* **Written instruction**:
Each record below should appear again exactly as written.
:: Records for the exercise ::
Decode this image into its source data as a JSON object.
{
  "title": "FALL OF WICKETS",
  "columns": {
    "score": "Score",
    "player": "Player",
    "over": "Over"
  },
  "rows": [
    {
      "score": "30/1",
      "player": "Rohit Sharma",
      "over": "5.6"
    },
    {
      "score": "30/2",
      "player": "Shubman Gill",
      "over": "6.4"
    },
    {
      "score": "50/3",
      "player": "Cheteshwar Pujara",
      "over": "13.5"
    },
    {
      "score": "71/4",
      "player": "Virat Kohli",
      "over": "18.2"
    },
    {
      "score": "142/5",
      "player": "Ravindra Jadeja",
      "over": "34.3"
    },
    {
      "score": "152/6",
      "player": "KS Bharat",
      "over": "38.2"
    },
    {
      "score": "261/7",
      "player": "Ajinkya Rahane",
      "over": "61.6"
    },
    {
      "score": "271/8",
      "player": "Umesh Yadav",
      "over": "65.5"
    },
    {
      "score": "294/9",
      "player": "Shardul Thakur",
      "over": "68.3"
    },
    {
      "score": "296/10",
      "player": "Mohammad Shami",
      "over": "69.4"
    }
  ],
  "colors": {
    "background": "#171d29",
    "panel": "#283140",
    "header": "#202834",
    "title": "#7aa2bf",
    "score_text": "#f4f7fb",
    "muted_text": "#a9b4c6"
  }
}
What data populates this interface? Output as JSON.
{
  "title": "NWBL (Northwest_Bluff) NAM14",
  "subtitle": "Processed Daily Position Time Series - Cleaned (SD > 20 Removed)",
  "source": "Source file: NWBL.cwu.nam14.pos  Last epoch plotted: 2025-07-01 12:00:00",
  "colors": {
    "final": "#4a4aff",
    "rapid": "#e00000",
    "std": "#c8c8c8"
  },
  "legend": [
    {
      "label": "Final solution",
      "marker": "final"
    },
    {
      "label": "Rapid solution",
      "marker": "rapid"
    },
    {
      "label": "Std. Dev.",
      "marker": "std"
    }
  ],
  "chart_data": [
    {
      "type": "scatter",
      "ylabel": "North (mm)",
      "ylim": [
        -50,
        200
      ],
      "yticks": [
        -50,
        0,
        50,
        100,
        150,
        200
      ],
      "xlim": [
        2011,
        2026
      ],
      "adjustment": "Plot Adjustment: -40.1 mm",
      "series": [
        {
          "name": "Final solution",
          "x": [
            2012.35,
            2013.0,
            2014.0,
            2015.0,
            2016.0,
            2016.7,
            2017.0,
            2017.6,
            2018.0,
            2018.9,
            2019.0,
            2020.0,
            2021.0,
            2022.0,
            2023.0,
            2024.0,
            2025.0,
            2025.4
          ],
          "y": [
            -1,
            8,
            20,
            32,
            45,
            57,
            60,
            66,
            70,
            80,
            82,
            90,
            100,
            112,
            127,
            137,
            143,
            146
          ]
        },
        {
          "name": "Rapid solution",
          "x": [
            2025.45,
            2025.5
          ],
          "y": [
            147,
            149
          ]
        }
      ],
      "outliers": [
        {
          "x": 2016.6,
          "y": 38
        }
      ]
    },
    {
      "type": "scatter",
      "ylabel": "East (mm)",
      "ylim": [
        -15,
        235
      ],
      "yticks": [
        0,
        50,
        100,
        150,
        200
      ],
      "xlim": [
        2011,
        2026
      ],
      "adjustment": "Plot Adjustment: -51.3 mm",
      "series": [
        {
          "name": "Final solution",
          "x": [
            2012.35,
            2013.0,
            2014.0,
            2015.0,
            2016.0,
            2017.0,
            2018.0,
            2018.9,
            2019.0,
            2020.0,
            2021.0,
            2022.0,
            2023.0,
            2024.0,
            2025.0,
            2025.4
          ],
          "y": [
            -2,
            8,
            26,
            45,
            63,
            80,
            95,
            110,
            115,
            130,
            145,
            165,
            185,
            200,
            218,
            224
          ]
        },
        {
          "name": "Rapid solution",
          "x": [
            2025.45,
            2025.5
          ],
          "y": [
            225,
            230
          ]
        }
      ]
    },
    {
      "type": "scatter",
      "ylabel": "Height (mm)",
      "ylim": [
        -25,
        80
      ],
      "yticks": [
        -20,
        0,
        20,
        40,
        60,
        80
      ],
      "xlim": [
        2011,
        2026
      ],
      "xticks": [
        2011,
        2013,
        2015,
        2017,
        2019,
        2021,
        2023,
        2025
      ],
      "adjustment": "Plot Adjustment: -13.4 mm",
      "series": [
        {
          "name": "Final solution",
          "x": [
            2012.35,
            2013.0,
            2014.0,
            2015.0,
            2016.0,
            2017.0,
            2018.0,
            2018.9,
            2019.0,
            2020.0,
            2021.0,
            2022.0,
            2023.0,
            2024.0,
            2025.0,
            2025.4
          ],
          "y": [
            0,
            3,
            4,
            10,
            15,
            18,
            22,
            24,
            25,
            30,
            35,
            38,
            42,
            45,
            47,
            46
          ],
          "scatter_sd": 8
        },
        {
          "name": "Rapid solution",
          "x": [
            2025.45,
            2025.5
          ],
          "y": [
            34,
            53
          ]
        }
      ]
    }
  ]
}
:::
* **Answer to the exercise**:
Decode this image into its source data as a JSON object.
{
  "title": "FALL OF WICKETS",
  "columns": {
    "score": "Score",
    "player": "Player",
    "over": "Over"
  },
  "rows": [
    {
      "score": "30/1",
      "player": "Rohit Sharma",
      "over": "5.6"
    },
    {
      "score": "30/2",
      "player": "Shubman Gill",
      "over": "6.4"
    },
    {
      "score": "50/3",
      "player": "Cheteshwar Pujara",
      "over": "13.5"
    },
    {
      "score": "71/4",
      "player": "Virat Kohli",
      "over": "18.2"
    },
    {
      "score": "142/5",
      "player": "Ravindra Jadeja",
      "over": "34.3"
    },
    {
      "score": "152/6",
      "player": "KS Bharat",
      "over": "38.2"
    },
    {
      "score": "261/7",
      "player": "Ajinkya Rahane",
      "over": "61.6"
    },
    {
      "score": "271/8",
      "player": "Umesh Yadav",
      "over": "65.5"
    },
    {
      "score": "294/9",
      "player": "Shardul Thakur",
      "over": "68.3"
    },
    {
      "score": "296/10",
      "player": "Mohammad Shami",
      "over": "69.4"
    }
  ],
  "colors": {
    "background": "#171d29",
    "panel": "#283140",
    "header": "#202834",
    "title": "#7aa2bf",
    "score_text": "#f4f7fb",
    "muted_text": "#a9b4c6"
  }
}
What data populates this interface? Output as JSON.
{
  "title": "NWBL (Northwest_Bluff) NAM14",
  "subtitle": "Processed Daily Position Time Series - Cleaned (SD > 20 Removed)",
  "source": "Source file: NWBL.cwu.nam14.pos  Last epoch plotted: 2025-07-01 12:00:00",
  "colors": {
    "final": "#4a4aff",
    "rapid": "#e00000",
    "std": "#c8c8c8"
  },
  "legend": [
    {
      "label": "Final solution",
      "marker": "final"
    },
    {
      "label": "Rapid solution",
      "marker": "rapid"
    },
    {
      "label": "Std. Dev.",
      "marker": "std"
    }
  ],
  "chart_data": [
    {
      "type": "scatter",
      "ylabel": "North (mm)",
      "ylim": [
        -50,
        200
      ],
      "yticks": [
        -50,
        0,
        50,
        100,
        150,
        200
      ],
      "xlim": [
        2011,
        2026
      ],
      "adjustment": "Plot Adjustment: -40.1 mm",
      "series": [
        {
          "name": "Final solution",
          "x": [
            2012.35,
            2013.0,
            2014.0,
            2015.0,
            2016.0,
            2016.7,
            2017.0,
            2017.6,
            2018.0,
            2018.9,
            2019.0,
            2020.0,
            2021.0,
            2022.0,
            2023.0,
            2024.0,
            2025.0,
            2025.4
          ],
          "y": [
            -1,
            8,
            20,
            32,
            45,
            57,
            60,
            66,
            70,
            80,
            82,
            90,
            100,
            112,
            127,
            137,
            143,
            146
          ]
        },
        {
          "name": "Rapid solution",
          "x": [
            2025.45,
            2025.5
          ],
          "y": [
            147,
            149
          ]
        }
      ],
      "outliers": [
        {
          "x": 2016.6,
          "y": 38
        }
      ]
    },
    {
      "type": "scatter",
      "ylabel": "East (mm)",
      "ylim": [
        -15,
        235
      ],
      "yticks": [
        0,
        50,
        100,
        150,
        200
      ],
      "xlim": [
        2011,
        2026
      ],
      "adjustment": "Plot Adjustment: -51.3 mm",
      "series": [
        {
          "name": "Final solution",
          "x": [
            2012.35,
            2013.0,
            2014.0,
            2015.0,
            2016.0,
            2017.0,
            2018.0,
            2018.9,
            2019.0,
            2020.0,
            2021.0,
            2022.0,
            2023.0,
            2024.0,
            2025.0,
            2025.4
          ],
          "y": [
            -2,
            8,
            26,
            45,
            63,
            80,
            95,
            110,
            115,
            130,
            145,
            165,
            185,
            200,
            218,
            224
          ]
        },
        {
          "name": "Rapid solution",
          "x": [
            2025.45,
            2025.5
          ],
          "y": [
            225,
            230
          ]
        }
      ]
    },
    {
      "type": "scatter",
      "ylabel": "Height (mm)",
      "ylim": [
        -25,
        80
      ],
      "yticks": [
        -20,
        0,
        20,
        40,
        60,
        80
      ],
      "xlim": [
        2011,
        2026
      ],
      "xticks": [
        2011,
        2013,
        2015,
        2017,
        2019,
        2021,
        2023,
        2025
      ],
      "adjustment": "Plot Adjustment: -13.4 mm",
      "series": [
        {
          "name": "Final solution",
          "x": [
            2012.35,
            2013.0,
            2014.0,
            2015.0,
            2016.0,
            2017.0,
            2018.0,
            2018.9,
            2019.0,
            2020.0,
            2021.0,
            2022.0,
            2023.0,
            2024.0,
            2025.0,
            2025.4
          ],
          "y": [
            0,
            3,
            4,
            10,
            15,
            18,
            22,
            24,
            25,
            30,
            35,
            38,
            42,
            45,
            47,
            46
          ],
          "scatter_sd": 8
        },
        {
          "name": "Rapid solution",
          "x": [
            2025.45,
            2025.5
          ],
          "y": [
            34,
            53
          ]
        }
      ]
    }
  ]
}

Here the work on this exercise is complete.